* WHAT TO WORK ON
Every record should be repeated exactly, except that pictures are left out.

[Saved entries]
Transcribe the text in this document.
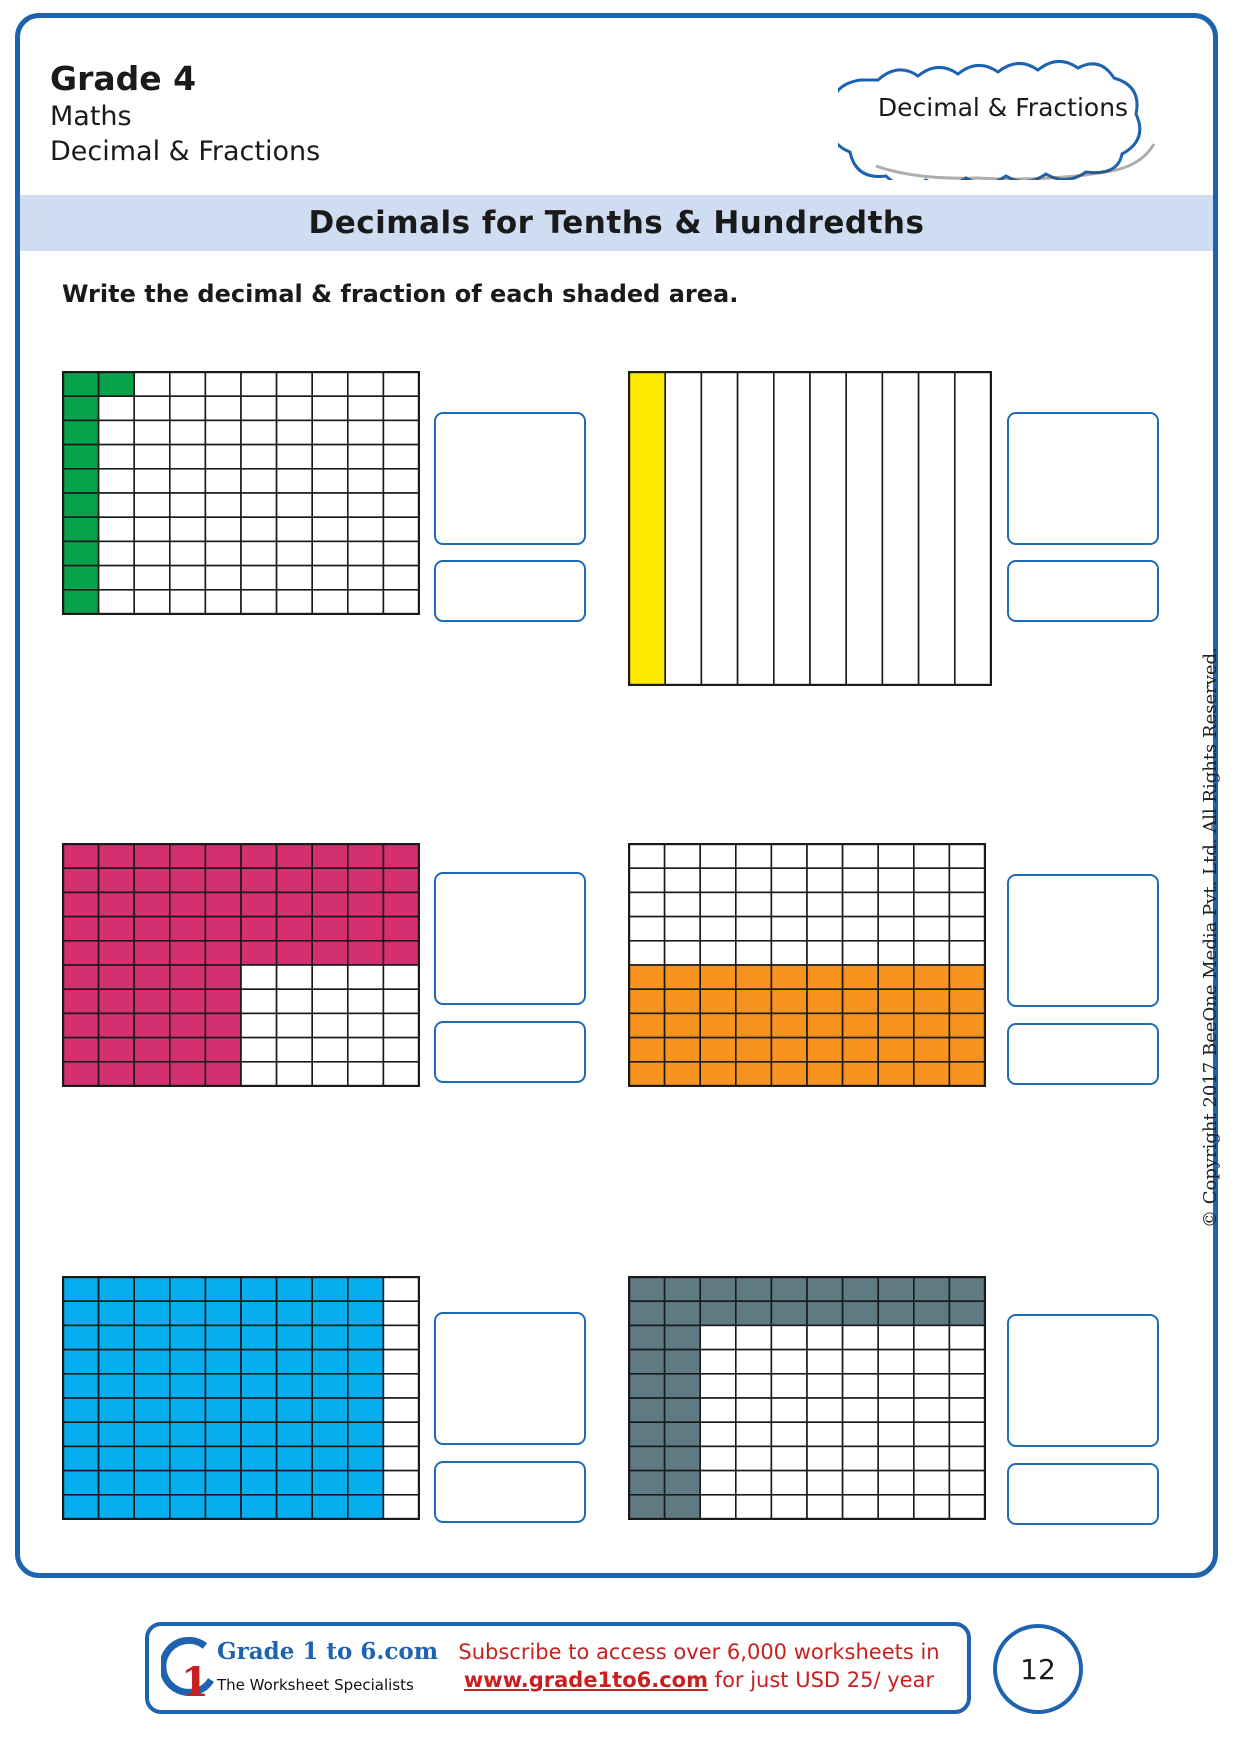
Grade 4
Maths
Decimal & Fractions
Decimal & Fractions
Decimals for Tenths & Hundredths
Write the decimal & fraction of each shaded area.
© Copyright 2017 BeeOne Media Pvt. Ltd. All Rights Reserved.
1
Grade 1 to 6.com
The Worksheet Specialists
Subscribe to access over 6,000 worksheets in
www.grade1to6.com for just USD 25/ year	12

* WRITTEN RESPONSE
Transcribe the text in this document.
Grade 4
Maths
Decimal & Fractions
Decimal & Fractions
Decimals for Tenths & Hundredths
Write the decimal & fraction of each shaded area.
© Copyright 2017 BeeOne Media Pvt. Ltd. All Rights Reserved.
1
Grade 1 to 6.com
The Worksheet Specialists
Subscribe to access over 6,000 worksheets in
www.grade1to6.com for just USD 25/ year	12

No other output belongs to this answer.